### Short problem
Give the number of lines in the entries that contain "Insurance". State only the count.

### Given entries
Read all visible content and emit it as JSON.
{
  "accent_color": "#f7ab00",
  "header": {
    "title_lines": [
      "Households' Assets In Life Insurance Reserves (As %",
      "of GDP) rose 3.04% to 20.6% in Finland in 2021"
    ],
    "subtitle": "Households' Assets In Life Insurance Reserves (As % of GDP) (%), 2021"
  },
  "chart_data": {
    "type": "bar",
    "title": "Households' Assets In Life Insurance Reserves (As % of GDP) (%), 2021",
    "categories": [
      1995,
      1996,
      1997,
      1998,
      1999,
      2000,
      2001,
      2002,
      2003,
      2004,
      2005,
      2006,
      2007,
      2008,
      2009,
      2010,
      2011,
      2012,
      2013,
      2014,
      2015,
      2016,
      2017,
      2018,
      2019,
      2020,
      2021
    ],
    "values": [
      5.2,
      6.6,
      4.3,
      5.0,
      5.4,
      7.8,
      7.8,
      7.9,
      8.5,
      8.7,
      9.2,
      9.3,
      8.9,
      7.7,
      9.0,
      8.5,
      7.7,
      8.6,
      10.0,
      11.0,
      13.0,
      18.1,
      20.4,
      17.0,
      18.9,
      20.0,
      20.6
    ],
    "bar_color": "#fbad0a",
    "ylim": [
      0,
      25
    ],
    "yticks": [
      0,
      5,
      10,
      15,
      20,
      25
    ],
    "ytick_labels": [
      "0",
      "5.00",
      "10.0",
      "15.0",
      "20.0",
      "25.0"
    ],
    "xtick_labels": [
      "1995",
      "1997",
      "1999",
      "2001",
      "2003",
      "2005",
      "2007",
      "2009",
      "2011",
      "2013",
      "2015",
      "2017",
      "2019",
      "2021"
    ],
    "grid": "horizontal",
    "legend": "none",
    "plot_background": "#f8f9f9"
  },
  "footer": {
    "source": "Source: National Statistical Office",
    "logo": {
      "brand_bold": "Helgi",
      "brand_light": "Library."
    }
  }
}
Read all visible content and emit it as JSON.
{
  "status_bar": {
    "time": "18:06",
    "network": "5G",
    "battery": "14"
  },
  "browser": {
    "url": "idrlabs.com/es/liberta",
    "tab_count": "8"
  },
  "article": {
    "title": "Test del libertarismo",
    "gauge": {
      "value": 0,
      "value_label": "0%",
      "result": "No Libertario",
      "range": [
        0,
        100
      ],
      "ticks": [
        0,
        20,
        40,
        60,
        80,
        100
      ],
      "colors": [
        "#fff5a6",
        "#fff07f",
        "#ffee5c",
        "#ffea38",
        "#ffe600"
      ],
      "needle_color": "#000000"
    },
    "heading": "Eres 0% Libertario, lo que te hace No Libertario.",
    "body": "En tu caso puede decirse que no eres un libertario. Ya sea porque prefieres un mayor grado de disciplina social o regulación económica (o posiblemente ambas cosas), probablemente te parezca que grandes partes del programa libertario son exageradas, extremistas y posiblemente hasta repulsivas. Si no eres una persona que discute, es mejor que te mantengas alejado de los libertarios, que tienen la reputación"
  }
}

### Complete output
3